Bounding box prediction data
--- START ---

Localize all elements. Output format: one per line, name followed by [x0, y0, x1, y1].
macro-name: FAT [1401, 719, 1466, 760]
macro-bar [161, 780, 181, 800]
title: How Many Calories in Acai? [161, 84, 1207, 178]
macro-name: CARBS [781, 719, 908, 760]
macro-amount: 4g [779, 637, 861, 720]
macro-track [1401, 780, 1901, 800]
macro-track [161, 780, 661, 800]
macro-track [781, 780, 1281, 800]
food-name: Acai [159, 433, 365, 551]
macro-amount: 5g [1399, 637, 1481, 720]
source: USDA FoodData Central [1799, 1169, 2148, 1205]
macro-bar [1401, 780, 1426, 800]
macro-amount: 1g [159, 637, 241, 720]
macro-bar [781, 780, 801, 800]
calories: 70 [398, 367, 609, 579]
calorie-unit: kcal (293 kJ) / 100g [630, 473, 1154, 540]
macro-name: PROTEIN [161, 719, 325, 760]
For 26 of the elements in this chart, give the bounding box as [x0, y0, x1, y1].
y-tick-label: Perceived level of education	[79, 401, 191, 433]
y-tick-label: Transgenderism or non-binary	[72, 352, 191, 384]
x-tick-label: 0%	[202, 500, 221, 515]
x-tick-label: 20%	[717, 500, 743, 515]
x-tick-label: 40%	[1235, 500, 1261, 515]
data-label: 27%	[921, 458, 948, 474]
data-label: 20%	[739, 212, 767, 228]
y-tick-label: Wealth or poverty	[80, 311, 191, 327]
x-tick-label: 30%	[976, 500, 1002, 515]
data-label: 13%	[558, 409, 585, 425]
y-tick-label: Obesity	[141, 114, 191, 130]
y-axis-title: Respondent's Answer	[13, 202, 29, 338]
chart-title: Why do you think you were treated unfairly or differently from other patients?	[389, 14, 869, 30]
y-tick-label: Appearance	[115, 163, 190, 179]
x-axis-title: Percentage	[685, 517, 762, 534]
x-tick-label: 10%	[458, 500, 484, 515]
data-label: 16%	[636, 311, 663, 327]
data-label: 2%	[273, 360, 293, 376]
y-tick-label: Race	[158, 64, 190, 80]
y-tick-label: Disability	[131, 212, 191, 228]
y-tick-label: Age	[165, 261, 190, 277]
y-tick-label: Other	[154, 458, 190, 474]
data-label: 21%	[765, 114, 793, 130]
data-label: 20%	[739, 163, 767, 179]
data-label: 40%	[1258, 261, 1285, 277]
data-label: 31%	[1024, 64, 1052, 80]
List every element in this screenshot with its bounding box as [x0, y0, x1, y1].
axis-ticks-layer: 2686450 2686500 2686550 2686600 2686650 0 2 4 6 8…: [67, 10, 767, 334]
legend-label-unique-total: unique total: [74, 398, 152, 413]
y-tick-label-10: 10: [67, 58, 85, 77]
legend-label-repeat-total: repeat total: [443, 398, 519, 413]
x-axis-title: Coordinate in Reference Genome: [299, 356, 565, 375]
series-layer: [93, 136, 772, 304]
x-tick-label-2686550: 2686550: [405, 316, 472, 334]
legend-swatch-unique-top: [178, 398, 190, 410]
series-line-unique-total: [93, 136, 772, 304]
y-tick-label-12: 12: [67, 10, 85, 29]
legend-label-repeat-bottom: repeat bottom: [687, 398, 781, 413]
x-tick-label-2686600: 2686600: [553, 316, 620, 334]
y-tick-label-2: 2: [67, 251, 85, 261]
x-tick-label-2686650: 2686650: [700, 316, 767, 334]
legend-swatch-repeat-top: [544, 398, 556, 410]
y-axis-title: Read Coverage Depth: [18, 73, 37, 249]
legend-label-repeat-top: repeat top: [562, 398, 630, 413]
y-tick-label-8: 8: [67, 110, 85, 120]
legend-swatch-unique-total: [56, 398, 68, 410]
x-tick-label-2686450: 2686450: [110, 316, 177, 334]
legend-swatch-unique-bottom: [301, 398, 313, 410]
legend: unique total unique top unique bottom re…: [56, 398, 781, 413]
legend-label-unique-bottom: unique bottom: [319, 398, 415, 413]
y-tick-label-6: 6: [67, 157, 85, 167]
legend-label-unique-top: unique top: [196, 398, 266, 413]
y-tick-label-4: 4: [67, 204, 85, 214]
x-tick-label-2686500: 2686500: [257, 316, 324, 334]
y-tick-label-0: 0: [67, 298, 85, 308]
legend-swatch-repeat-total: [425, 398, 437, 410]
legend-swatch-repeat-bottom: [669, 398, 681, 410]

--- END ---

__WORK INSTRUCTIONS__
What is needed here is an exact reproduction of all the entries.

__RESPONSE AREA__
Localize all elements. Output format: one per line, name followed by [x0, y0, x1, y1].
macro-name: FAT [1401, 719, 1466, 760]
macro-bar [161, 780, 181, 800]
title: How Many Calories in Acai? [161, 84, 1207, 178]
macro-name: CARBS [781, 719, 908, 760]
macro-amount: 4g [779, 637, 861, 720]
macro-track [1401, 780, 1901, 800]
macro-track [161, 780, 661, 800]
macro-track [781, 780, 1281, 800]
food-name: Acai [159, 433, 365, 551]
macro-amount: 5g [1399, 637, 1481, 720]
source: USDA FoodData Central [1799, 1169, 2148, 1205]
macro-bar [1401, 780, 1426, 800]
macro-amount: 1g [159, 637, 241, 720]
macro-bar [781, 780, 801, 800]
calories: 70 [398, 367, 609, 579]
calorie-unit: kcal (293 kJ) / 100g [630, 473, 1154, 540]
macro-name: PROTEIN [161, 719, 325, 760]
For 26 of the elements in this chart, give the bounding box as [x0, y0, x1, y1].
y-tick-label: Perceived level of education	[79, 401, 191, 433]
y-tick-label: Transgenderism or non-binary	[72, 352, 191, 384]
x-tick-label: 0%	[202, 500, 221, 515]
x-tick-label: 20%	[717, 500, 743, 515]
x-tick-label: 40%	[1235, 500, 1261, 515]
data-label: 27%	[921, 458, 948, 474]
data-label: 20%	[739, 212, 767, 228]
y-tick-label: Wealth or poverty	[80, 311, 191, 327]
x-tick-label: 30%	[976, 500, 1002, 515]
data-label: 13%	[558, 409, 585, 425]
y-tick-label: Obesity	[141, 114, 191, 130]
y-axis-title: Respondent's Answer	[13, 202, 29, 338]
chart-title: Why do you think you were treated unfairly or differently from other patients?	[389, 14, 869, 30]
y-tick-label: Appearance	[115, 163, 190, 179]
x-axis-title: Percentage	[685, 517, 762, 534]
x-tick-label: 10%	[458, 500, 484, 515]
data-label: 16%	[636, 311, 663, 327]
data-label: 2%	[273, 360, 293, 376]
y-tick-label: Race	[158, 64, 190, 80]
y-tick-label: Disability	[131, 212, 191, 228]
y-tick-label: Age	[165, 261, 190, 277]
y-tick-label: Other	[154, 458, 190, 474]
data-label: 21%	[765, 114, 793, 130]
data-label: 20%	[739, 163, 767, 179]
data-label: 40%	[1258, 261, 1285, 277]
data-label: 31%	[1024, 64, 1052, 80]
List every element in this screenshot with its bounding box as [x0, y0, x1, y1].
axis-ticks-layer: 2686450 2686500 2686550 2686600 2686650 0 2 4 6 8…: [67, 10, 767, 334]
legend-label-unique-total: unique total: [74, 398, 152, 413]
y-tick-label-10: 10: [67, 58, 85, 77]
legend-label-repeat-total: repeat total: [443, 398, 519, 413]
x-axis-title: Coordinate in Reference Genome: [299, 356, 565, 375]
series-layer: [93, 136, 772, 304]
x-tick-label-2686550: 2686550: [405, 316, 472, 334]
legend-swatch-unique-top: [178, 398, 190, 410]
series-line-unique-total: [93, 136, 772, 304]
y-tick-label-12: 12: [67, 10, 85, 29]
legend-label-repeat-bottom: repeat bottom: [687, 398, 781, 413]
x-tick-label-2686600: 2686600: [553, 316, 620, 334]
y-tick-label-2: 2: [67, 251, 85, 261]
x-tick-label-2686650: 2686650: [700, 316, 767, 334]
legend-swatch-repeat-top: [544, 398, 556, 410]
y-axis-title: Read Coverage Depth: [18, 73, 37, 249]
legend-label-repeat-top: repeat top: [562, 398, 630, 413]
y-tick-label-8: 8: [67, 110, 85, 120]
legend-swatch-unique-total: [56, 398, 68, 410]
x-tick-label-2686450: 2686450: [110, 316, 177, 334]
legend-swatch-unique-bottom: [301, 398, 313, 410]
legend: unique total unique top unique bottom re…: [56, 398, 781, 413]
legend-label-unique-bottom: unique bottom: [319, 398, 415, 413]
y-tick-label-6: 6: [67, 157, 85, 167]
legend-label-unique-top: unique top: [196, 398, 266, 413]
y-tick-label-4: 4: [67, 204, 85, 214]
x-tick-label-2686500: 2686500: [257, 316, 324, 334]
y-tick-label-0: 0: [67, 298, 85, 308]
legend-swatch-repeat-total: [425, 398, 437, 410]
legend-swatch-repeat-bottom: [669, 398, 681, 410]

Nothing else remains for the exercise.